Records supplied
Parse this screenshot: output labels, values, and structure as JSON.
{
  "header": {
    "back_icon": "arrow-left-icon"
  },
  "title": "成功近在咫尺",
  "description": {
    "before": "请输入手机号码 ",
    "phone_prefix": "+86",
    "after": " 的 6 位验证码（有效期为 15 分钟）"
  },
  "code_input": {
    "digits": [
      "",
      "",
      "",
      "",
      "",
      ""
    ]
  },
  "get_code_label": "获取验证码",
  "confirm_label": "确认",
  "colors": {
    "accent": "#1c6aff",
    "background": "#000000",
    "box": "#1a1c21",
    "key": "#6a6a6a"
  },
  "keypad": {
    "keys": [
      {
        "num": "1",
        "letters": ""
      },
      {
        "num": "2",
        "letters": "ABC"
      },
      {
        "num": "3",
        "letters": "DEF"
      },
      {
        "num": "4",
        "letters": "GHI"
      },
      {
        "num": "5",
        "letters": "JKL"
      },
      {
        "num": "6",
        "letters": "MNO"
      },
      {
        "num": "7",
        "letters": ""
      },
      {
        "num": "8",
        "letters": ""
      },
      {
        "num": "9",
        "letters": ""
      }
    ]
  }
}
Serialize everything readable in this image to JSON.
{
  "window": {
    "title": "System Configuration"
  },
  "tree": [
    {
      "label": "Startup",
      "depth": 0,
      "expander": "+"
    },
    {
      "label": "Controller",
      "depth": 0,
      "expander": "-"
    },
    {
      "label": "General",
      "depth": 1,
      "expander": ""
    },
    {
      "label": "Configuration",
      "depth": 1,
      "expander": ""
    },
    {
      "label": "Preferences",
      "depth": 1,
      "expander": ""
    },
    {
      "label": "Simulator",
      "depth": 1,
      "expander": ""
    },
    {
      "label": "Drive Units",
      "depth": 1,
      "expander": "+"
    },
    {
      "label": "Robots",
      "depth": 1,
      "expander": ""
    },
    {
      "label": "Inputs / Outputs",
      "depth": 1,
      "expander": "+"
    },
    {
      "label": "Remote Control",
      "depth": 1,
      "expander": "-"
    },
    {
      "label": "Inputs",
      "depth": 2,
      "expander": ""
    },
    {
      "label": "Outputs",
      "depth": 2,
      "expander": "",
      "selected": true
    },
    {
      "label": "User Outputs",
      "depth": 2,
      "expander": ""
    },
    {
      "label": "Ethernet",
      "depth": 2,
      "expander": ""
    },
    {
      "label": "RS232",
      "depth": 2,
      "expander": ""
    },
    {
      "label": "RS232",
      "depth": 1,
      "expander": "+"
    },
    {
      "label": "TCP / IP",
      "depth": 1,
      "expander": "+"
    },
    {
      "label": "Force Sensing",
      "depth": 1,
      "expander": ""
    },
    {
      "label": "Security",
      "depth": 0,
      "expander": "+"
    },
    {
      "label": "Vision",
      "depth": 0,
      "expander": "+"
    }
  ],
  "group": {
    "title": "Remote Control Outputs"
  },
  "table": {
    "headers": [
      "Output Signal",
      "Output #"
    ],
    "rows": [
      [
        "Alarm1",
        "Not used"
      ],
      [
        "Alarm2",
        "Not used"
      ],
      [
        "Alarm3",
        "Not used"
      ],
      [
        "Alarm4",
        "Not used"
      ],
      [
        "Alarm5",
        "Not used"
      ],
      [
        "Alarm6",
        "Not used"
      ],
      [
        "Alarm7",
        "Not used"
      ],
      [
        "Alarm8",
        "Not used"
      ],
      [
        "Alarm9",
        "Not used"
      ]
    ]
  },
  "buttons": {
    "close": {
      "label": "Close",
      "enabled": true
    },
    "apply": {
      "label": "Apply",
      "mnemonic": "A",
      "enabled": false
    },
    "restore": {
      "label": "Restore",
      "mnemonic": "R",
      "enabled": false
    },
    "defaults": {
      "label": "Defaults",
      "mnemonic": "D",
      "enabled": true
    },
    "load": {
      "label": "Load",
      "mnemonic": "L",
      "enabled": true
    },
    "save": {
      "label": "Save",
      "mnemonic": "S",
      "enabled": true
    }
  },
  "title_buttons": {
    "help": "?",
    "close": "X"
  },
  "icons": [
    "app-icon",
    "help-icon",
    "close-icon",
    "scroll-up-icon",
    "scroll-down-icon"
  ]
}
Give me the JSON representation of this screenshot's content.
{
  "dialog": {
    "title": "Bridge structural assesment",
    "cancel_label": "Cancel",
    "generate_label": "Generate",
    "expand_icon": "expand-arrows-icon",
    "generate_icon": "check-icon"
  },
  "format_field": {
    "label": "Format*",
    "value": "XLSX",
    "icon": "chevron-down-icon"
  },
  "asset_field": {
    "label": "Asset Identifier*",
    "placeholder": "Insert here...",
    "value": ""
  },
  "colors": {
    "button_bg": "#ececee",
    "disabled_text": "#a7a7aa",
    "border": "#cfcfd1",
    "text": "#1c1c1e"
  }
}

Task
The word "JSON" appears in how many lines of the data? Answer with only the number.

Full output
3